__Work to be completed__. Extract the full set of records, then give each one again exactly.

__Data section__.

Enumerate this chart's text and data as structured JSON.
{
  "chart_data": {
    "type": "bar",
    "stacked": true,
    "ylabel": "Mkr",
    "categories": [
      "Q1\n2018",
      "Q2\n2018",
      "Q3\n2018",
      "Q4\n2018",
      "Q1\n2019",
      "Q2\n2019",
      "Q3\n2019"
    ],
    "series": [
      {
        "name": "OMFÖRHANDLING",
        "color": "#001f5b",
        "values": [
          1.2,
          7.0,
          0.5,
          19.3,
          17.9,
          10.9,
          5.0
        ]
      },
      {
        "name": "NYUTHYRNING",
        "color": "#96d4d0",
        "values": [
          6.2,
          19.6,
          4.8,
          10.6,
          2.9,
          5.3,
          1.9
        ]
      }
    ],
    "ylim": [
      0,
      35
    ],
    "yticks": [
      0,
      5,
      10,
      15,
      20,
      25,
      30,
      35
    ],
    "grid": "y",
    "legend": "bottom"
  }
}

__Result__.
Enumerate this chart's text and data as structured JSON.
{
  "chart_data": {
    "type": "bar",
    "stacked": true,
    "ylabel": "Mkr",
    "categories": [
      "Q1\n2018",
      "Q2\n2018",
      "Q3\n2018",
      "Q4\n2018",
      "Q1\n2019",
      "Q2\n2019",
      "Q3\n2019"
    ],
    "series": [
      {
        "name": "OMFÖRHANDLING",
        "color": "#001f5b",
        "values": [
          1.2,
          7.0,
          0.5,
          19.3,
          17.9,
          10.9,
          5.0
        ]
      },
      {
        "name": "NYUTHYRNING",
        "color": "#96d4d0",
        "values": [
          6.2,
          19.6,
          4.8,
          10.6,
          2.9,
          5.3,
          1.9
        ]
      }
    ],
    "ylim": [
      0,
      35
    ],
    "yticks": [
      0,
      5,
      10,
      15,
      20,
      25,
      30,
      35
    ],
    "grid": "y",
    "legend": "bottom"
  }
}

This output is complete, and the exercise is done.